Collected data entries:
------------------------------
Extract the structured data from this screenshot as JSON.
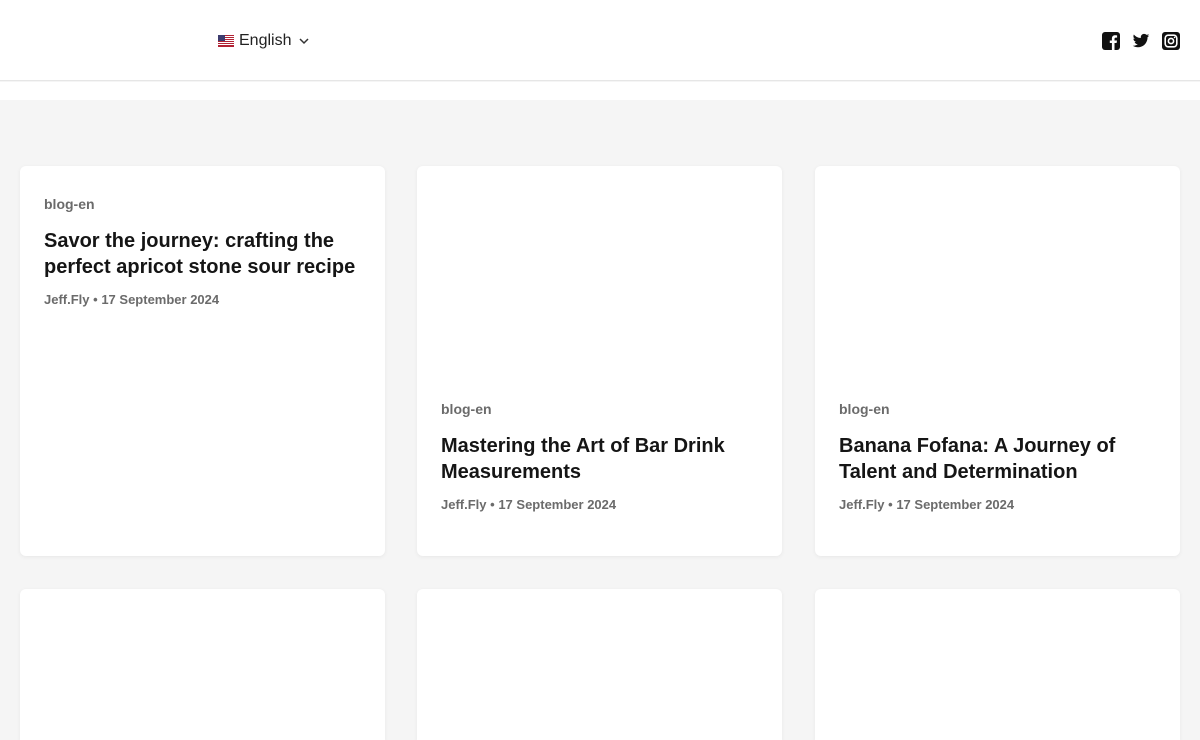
{
  "header": {
    "language": {
      "label": "English",
      "flag": "us-flag-icon"
    },
    "social": [
      {
        "name": "facebook-icon"
      },
      {
        "name": "twitter-icon"
      },
      {
        "name": "instagram-icon"
      }
    ]
  },
  "posts": [
    {
      "category": "blog-en",
      "title": "Savor the journey: crafting the perfect apricot stone sour recipe",
      "author": "Jeff.Fly",
      "date": "17 September 2024"
    },
    {
      "category": "blog-en",
      "title": "Mastering the Art of Bar Drink Measurements",
      "author": "Jeff.Fly",
      "date": "17 September 2024"
    },
    {
      "category": "blog-en",
      "title": "Banana Fofana: A Journey of Talent and Determination",
      "author": "Jeff.Fly",
      "date": "17 September 2024"
    }
  ],
  "meta_separator": "•",
  "colors": {
    "background": "#f5f5f5",
    "card": "#ffffff",
    "meta": "#6b6b6b"
  }
}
------------------------------
= Job =
From the entries above, copy out every line where the string "title" appears.

= Response for this exercise =
      "title": "Savor the journey: crafting the perfect apricot stone sour recipe",
      "title": "Mastering the Art of Bar Drink Measurements",
      "title": "Banana Fofana: A Journey of Talent and Determination",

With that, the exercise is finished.